» Short task: State how many lines of the listing below include the word "Usage". Give only the number.
━━━ Records supplied
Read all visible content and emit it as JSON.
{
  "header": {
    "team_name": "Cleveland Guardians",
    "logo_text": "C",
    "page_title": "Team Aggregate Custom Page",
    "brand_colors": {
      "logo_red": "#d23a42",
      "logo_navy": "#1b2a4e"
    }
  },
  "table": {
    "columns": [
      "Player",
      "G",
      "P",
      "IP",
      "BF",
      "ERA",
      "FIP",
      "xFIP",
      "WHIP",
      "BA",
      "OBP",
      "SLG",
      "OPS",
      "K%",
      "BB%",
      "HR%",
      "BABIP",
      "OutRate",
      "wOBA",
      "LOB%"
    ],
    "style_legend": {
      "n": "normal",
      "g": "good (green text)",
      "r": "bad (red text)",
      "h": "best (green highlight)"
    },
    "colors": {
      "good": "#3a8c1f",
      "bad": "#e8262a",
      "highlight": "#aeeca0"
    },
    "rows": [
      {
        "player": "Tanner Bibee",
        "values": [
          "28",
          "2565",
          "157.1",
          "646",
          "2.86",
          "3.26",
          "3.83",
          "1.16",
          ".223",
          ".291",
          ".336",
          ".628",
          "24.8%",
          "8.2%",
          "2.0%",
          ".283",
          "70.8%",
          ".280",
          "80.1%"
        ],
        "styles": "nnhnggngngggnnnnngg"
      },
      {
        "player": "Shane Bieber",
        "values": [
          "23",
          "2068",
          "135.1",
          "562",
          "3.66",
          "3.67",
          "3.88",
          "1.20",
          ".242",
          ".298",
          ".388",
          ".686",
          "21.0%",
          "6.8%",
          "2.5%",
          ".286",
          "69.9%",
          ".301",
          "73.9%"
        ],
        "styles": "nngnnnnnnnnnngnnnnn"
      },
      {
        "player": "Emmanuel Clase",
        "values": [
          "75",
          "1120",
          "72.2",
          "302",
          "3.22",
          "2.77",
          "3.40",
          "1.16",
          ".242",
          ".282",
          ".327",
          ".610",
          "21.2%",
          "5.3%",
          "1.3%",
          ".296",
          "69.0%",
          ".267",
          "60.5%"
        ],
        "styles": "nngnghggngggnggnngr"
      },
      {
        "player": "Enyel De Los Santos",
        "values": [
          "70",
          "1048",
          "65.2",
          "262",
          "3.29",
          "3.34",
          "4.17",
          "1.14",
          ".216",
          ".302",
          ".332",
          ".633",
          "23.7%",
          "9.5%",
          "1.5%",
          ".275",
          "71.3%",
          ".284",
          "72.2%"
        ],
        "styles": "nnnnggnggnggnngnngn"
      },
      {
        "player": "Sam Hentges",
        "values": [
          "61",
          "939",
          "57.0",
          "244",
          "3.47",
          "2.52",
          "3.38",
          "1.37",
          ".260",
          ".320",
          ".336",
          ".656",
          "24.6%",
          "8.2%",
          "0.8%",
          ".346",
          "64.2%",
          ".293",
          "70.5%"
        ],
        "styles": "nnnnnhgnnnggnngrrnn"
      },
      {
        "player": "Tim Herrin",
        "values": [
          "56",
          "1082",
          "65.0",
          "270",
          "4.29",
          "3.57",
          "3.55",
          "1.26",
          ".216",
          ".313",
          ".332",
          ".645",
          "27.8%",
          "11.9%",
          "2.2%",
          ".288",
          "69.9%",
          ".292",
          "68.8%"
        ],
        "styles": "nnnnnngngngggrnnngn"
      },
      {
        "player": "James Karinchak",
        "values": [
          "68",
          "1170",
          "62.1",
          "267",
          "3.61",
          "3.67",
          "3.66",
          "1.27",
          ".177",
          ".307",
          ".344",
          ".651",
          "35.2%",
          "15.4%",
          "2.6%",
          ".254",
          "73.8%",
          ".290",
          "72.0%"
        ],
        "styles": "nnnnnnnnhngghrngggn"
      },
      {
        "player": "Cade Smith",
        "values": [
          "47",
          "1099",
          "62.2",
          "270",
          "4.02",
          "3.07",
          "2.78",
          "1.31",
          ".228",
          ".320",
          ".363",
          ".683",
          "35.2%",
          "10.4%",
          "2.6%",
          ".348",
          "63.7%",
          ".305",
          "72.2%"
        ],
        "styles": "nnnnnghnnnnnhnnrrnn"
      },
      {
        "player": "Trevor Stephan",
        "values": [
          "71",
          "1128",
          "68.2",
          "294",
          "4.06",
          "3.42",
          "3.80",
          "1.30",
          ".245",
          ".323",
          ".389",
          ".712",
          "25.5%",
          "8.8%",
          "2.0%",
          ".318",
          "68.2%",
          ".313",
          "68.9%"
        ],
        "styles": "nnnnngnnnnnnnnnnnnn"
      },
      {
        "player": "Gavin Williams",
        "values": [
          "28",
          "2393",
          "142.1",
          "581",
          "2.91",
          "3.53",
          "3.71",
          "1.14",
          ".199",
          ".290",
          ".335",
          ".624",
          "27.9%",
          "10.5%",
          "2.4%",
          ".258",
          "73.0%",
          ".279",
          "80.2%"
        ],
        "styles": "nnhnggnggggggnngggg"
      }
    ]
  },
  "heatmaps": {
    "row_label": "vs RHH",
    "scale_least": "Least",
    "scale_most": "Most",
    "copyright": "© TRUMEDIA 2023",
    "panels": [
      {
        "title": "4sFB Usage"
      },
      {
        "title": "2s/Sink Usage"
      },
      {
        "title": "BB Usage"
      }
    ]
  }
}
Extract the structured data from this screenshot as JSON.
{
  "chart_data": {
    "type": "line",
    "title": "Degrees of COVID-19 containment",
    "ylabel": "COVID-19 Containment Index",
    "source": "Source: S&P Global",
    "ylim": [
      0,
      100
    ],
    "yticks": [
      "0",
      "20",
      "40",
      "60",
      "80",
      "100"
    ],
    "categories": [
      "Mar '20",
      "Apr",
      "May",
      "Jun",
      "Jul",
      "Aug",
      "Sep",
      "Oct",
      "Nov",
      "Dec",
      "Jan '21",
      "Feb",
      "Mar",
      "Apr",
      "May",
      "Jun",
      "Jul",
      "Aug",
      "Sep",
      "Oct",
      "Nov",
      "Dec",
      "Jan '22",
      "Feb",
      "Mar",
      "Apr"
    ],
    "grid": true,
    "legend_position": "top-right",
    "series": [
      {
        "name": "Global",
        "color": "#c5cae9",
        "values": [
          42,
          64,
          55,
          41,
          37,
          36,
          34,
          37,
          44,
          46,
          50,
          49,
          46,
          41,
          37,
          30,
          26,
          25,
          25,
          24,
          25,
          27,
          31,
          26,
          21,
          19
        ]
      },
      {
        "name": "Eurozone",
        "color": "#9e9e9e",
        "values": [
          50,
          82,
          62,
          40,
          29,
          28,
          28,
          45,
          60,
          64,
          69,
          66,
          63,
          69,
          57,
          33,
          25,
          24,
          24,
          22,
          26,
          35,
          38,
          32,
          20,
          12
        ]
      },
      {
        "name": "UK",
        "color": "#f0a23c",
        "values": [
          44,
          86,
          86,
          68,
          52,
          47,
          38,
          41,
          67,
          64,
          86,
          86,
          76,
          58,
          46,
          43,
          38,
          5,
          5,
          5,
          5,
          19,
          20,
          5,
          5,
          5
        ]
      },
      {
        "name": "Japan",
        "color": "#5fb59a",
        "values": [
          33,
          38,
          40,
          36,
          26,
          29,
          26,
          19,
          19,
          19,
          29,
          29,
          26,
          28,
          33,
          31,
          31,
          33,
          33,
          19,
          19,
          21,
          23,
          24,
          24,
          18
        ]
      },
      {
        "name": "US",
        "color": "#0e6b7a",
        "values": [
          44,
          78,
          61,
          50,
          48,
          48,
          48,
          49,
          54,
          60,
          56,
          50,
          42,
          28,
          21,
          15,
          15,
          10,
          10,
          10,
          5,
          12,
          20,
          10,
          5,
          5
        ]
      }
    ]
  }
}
━━━━━━
» Task answer: 3